* Begin Extracted information *
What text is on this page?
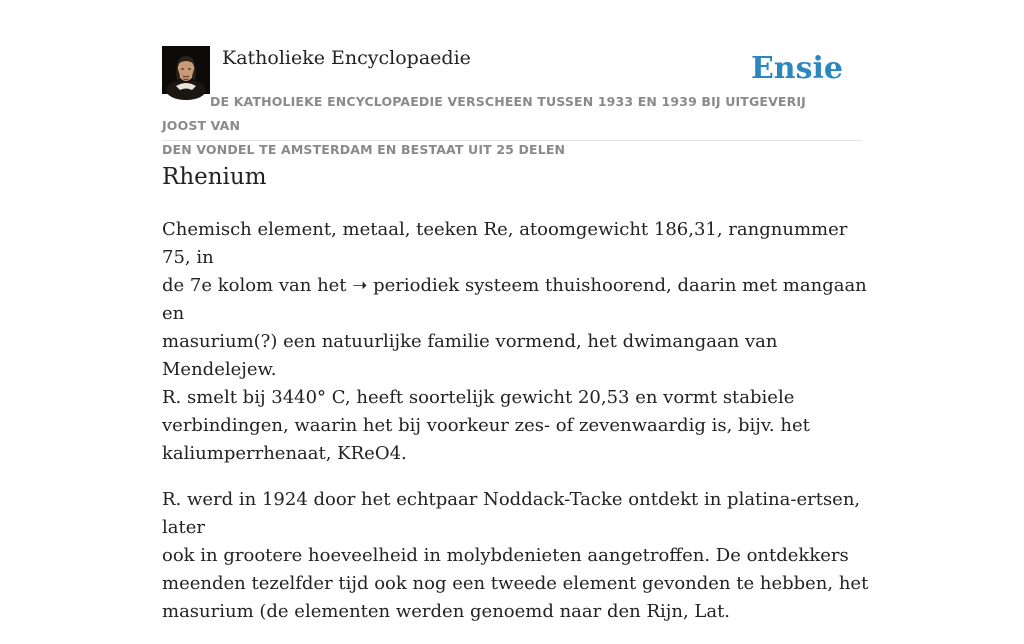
Katholieke Encyclopaedie	Ensie
DE KATHOLIEKE ENCYCLOPAEDIE VERSCHEEN TUSSEN 1933 EN 1939 BIJ UITGEVERIJ JOOST VAN
DEN VONDEL TE AMSTERDAM EN BESTAAT UIT 25 DELEN
Rhenium

Chemisch element, metaal, teeken Re, atoomgewicht 186,31, rangnummer 75, in
de 7e kolom van het ➝ periodiek systeem thuishoorend, daarin met mangaan en
masurium(?) een natuurlijke familie vormend, het dwimangaan van Mendelejew.
R. smelt bij 3440° C, heeft soortelijk gewicht 20,53 en vormt stabiele
verbindingen, waarin het bij voorkeur zes- of zevenwaardig is, bijv. het
kaliumperrhenaat, KReO4.

R. werd in 1924 door het echtpaar Noddack-Tacke ontdekt in platina-ertsen, later
ook in grootere hoeveelheid in molybdenieten aangetroffen. De ontdekkers
meenden tezelfder tijd ook nog een tweede element gevonden te hebben, het
masurium (de elementen werden genoemd naar den Rijn, Lat.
* End Extracted information *
- Short exercise -
Scan the material above. Extract every line in which the word "masurium" occurs.

- Response to the exercise -
masurium(?) een natuurlijke familie vormend, het dwimangaan van Mendelejew.
masurium (de elementen werden genoemd naar den Rijn, Lat.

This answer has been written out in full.